- [Challenge]: Render every entry exactly as it appears.

- [Extracted entries]:
■ ■ ■

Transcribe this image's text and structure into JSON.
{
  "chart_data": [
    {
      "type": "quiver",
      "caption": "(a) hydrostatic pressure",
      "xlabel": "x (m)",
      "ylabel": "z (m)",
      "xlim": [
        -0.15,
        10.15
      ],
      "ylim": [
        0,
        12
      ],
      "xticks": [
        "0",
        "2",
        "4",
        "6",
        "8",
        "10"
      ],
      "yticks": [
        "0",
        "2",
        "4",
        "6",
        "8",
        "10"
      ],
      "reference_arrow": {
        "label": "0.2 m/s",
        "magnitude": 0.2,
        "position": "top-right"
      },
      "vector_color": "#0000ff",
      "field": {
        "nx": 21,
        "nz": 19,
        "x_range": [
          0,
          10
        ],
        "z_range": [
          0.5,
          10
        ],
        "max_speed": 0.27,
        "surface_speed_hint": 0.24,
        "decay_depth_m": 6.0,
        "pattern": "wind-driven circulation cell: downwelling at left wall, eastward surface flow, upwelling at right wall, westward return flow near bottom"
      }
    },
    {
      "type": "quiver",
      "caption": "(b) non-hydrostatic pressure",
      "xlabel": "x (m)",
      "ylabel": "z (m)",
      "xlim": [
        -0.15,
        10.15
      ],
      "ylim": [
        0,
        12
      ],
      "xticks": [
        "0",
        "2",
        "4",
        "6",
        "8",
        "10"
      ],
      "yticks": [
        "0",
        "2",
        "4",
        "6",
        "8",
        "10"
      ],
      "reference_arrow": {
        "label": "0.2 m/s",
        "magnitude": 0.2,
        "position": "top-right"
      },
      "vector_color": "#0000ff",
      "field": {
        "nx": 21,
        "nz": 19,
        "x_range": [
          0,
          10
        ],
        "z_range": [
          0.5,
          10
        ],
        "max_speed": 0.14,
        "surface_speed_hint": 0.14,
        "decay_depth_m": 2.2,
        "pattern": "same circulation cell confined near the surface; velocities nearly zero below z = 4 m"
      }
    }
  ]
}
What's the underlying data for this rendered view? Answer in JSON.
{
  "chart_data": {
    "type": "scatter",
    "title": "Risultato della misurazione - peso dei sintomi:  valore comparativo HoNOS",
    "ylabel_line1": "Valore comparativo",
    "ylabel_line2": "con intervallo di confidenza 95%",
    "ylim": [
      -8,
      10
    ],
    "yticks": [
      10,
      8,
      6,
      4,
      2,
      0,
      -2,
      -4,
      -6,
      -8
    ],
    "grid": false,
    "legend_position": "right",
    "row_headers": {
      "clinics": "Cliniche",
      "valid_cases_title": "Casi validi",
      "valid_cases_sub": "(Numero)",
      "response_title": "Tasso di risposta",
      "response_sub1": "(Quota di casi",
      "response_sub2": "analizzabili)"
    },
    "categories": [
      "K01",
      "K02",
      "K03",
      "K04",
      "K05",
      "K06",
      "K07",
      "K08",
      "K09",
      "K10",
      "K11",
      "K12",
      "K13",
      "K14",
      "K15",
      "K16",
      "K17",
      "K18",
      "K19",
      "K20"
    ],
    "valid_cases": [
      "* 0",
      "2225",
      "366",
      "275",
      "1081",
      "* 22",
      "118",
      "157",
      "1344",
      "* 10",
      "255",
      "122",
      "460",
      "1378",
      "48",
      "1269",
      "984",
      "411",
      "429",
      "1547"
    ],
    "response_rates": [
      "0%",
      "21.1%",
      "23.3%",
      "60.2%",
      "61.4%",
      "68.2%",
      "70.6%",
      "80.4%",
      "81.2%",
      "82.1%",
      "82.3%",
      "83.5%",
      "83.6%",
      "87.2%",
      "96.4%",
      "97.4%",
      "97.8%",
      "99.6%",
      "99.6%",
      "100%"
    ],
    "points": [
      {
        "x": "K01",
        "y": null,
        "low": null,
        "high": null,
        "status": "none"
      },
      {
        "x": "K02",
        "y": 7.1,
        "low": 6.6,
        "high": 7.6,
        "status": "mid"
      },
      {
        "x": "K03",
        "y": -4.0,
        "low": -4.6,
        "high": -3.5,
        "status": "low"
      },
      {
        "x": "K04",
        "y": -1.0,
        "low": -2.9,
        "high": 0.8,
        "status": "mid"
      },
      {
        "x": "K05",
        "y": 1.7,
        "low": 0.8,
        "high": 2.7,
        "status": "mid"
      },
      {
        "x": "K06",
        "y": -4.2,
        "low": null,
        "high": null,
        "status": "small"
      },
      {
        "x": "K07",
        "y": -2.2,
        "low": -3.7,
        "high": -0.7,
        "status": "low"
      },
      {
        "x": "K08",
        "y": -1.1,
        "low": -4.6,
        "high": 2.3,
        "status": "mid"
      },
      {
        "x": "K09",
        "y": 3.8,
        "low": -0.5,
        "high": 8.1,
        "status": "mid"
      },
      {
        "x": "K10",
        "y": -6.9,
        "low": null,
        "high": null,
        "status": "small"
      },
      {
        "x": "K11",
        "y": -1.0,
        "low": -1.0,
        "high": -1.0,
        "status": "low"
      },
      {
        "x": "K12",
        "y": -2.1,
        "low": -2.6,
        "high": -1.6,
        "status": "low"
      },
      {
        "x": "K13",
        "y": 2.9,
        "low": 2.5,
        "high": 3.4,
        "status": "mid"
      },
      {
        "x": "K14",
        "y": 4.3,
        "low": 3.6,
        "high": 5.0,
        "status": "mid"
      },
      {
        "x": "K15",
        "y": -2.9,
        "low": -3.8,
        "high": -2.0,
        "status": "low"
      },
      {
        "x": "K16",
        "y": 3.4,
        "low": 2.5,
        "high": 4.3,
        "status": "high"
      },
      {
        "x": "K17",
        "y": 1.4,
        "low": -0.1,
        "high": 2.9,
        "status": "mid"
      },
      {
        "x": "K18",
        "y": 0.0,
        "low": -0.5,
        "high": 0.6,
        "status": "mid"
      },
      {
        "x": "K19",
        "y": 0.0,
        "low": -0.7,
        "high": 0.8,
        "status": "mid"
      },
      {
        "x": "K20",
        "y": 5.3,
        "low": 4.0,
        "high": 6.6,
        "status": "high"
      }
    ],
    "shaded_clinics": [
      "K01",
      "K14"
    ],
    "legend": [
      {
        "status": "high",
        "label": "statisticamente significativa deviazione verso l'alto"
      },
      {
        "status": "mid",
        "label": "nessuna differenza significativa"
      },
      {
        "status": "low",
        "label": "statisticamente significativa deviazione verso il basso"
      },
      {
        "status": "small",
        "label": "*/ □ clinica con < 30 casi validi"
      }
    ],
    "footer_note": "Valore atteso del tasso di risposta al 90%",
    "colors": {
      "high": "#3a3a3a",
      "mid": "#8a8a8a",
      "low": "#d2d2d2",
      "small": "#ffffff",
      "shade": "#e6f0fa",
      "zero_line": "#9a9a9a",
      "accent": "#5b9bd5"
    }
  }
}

■ ■ ■

- [Task solution]:
Transcribe this image's text and structure into JSON.
{
  "chart_data": [
    {
      "type": "quiver",
      "caption": "(a) hydrostatic pressure",
      "xlabel": "x (m)",
      "ylabel": "z (m)",
      "xlim": [
        -0.15,
        10.15
      ],
      "ylim": [
        0,
        12
      ],
      "xticks": [
        "0",
        "2",
        "4",
        "6",
        "8",
        "10"
      ],
      "yticks": [
        "0",
        "2",
        "4",
        "6",
        "8",
        "10"
      ],
      "reference_arrow": {
        "label": "0.2 m/s",
        "magnitude": 0.2,
        "position": "top-right"
      },
      "vector_color": "#0000ff",
      "field": {
        "nx": 21,
        "nz": 19,
        "x_range": [
          0,
          10
        ],
        "z_range": [
          0.5,
          10
        ],
        "max_speed": 0.27,
        "surface_speed_hint": 0.24,
        "decay_depth_m": 6.0,
        "pattern": "wind-driven circulation cell: downwelling at left wall, eastward surface flow, upwelling at right wall, westward return flow near bottom"
      }
    },
    {
      "type": "quiver",
      "caption": "(b) non-hydrostatic pressure",
      "xlabel": "x (m)",
      "ylabel": "z (m)",
      "xlim": [
        -0.15,
        10.15
      ],
      "ylim": [
        0,
        12
      ],
      "xticks": [
        "0",
        "2",
        "4",
        "6",
        "8",
        "10"
      ],
      "yticks": [
        "0",
        "2",
        "4",
        "6",
        "8",
        "10"
      ],
      "reference_arrow": {
        "label": "0.2 m/s",
        "magnitude": 0.2,
        "position": "top-right"
      },
      "vector_color": "#0000ff",
      "field": {
        "nx": 21,
        "nz": 19,
        "x_range": [
          0,
          10
        ],
        "z_range": [
          0.5,
          10
        ],
        "max_speed": 0.14,
        "surface_speed_hint": 0.14,
        "decay_depth_m": 2.2,
        "pattern": "same circulation cell confined near the surface; velocities nearly zero below z = 4 m"
      }
    }
  ]
}
What's the underlying data for this rendered view? Answer in JSON.
{
  "chart_data": {
    "type": "scatter",
    "title": "Risultato della misurazione - peso dei sintomi:  valore comparativo HoNOS",
    "ylabel_line1": "Valore comparativo",
    "ylabel_line2": "con intervallo di confidenza 95%",
    "ylim": [
      -8,
      10
    ],
    "yticks": [
      10,
      8,
      6,
      4,
      2,
      0,
      -2,
      -4,
      -6,
      -8
    ],
    "grid": false,
    "legend_position": "right",
    "row_headers": {
      "clinics": "Cliniche",
      "valid_cases_title": "Casi validi",
      "valid_cases_sub": "(Numero)",
      "response_title": "Tasso di risposta",
      "response_sub1": "(Quota di casi",
      "response_sub2": "analizzabili)"
    },
    "categories": [
      "K01",
      "K02",
      "K03",
      "K04",
      "K05",
      "K06",
      "K07",
      "K08",
      "K09",
      "K10",
      "K11",
      "K12",
      "K13",
      "K14",
      "K15",
      "K16",
      "K17",
      "K18",
      "K19",
      "K20"
    ],
    "valid_cases": [
      "* 0",
      "2225",
      "366",
      "275",
      "1081",
      "* 22",
      "118",
      "157",
      "1344",
      "* 10",
      "255",
      "122",
      "460",
      "1378",
      "48",
      "1269",
      "984",
      "411",
      "429",
      "1547"
    ],
    "response_rates": [
      "0%",
      "21.1%",
      "23.3%",
      "60.2%",
      "61.4%",
      "68.2%",
      "70.6%",
      "80.4%",
      "81.2%",
      "82.1%",
      "82.3%",
      "83.5%",
      "83.6%",
      "87.2%",
      "96.4%",
      "97.4%",
      "97.8%",
      "99.6%",
      "99.6%",
      "100%"
    ],
    "points": [
      {
        "x": "K01",
        "y": null,
        "low": null,
        "high": null,
        "status": "none"
      },
      {
        "x": "K02",
        "y": 7.1,
        "low": 6.6,
        "high": 7.6,
        "status": "mid"
      },
      {
        "x": "K03",
        "y": -4.0,
        "low": -4.6,
        "high": -3.5,
        "status": "low"
      },
      {
        "x": "K04",
        "y": -1.0,
        "low": -2.9,
        "high": 0.8,
        "status": "mid"
      },
      {
        "x": "K05",
        "y": 1.7,
        "low": 0.8,
        "high": 2.7,
        "status": "mid"
      },
      {
        "x": "K06",
        "y": -4.2,
        "low": null,
        "high": null,
        "status": "small"
      },
      {
        "x": "K07",
        "y": -2.2,
        "low": -3.7,
        "high": -0.7,
        "status": "low"
      },
      {
        "x": "K08",
        "y": -1.1,
        "low": -4.6,
        "high": 2.3,
        "status": "mid"
      },
      {
        "x": "K09",
        "y": 3.8,
        "low": -0.5,
        "high": 8.1,
        "status": "mid"
      },
      {
        "x": "K10",
        "y": -6.9,
        "low": null,
        "high": null,
        "status": "small"
      },
      {
        "x": "K11",
        "y": -1.0,
        "low": -1.0,
        "high": -1.0,
        "status": "low"
      },
      {
        "x": "K12",
        "y": -2.1,
        "low": -2.6,
        "high": -1.6,
        "status": "low"
      },
      {
        "x": "K13",
        "y": 2.9,
        "low": 2.5,
        "high": 3.4,
        "status": "mid"
      },
      {
        "x": "K14",
        "y": 4.3,
        "low": 3.6,
        "high": 5.0,
        "status": "mid"
      },
      {
        "x": "K15",
        "y": -2.9,
        "low": -3.8,
        "high": -2.0,
        "status": "low"
      },
      {
        "x": "K16",
        "y": 3.4,
        "low": 2.5,
        "high": 4.3,
        "status": "high"
      },
      {
        "x": "K17",
        "y": 1.4,
        "low": -0.1,
        "high": 2.9,
        "status": "mid"
      },
      {
        "x": "K18",
        "y": 0.0,
        "low": -0.5,
        "high": 0.6,
        "status": "mid"
      },
      {
        "x": "K19",
        "y": 0.0,
        "low": -0.7,
        "high": 0.8,
        "status": "mid"
      },
      {
        "x": "K20",
        "y": 5.3,
        "low": 4.0,
        "high": 6.6,
        "status": "high"
      }
    ],
    "shaded_clinics": [
      "K01",
      "K14"
    ],
    "legend": [
      {
        "status": "high",
        "label": "statisticamente significativa deviazione verso l'alto"
      },
      {
        "status": "mid",
        "label": "nessuna differenza significativa"
      },
      {
        "status": "low",
        "label": "statisticamente significativa deviazione verso il basso"
      },
      {
        "status": "small",
        "label": "*/ □ clinica con < 30 casi validi"
      }
    ],
    "footer_note": "Valore atteso del tasso di risposta al 90%",
    "colors": {
      "high": "#3a3a3a",
      "mid": "#8a8a8a",
      "low": "#d2d2d2",
      "small": "#ffffff",
      "shade": "#e6f0fa",
      "zero_line": "#9a9a9a",
      "accent": "#5b9bd5"
    }
  }
}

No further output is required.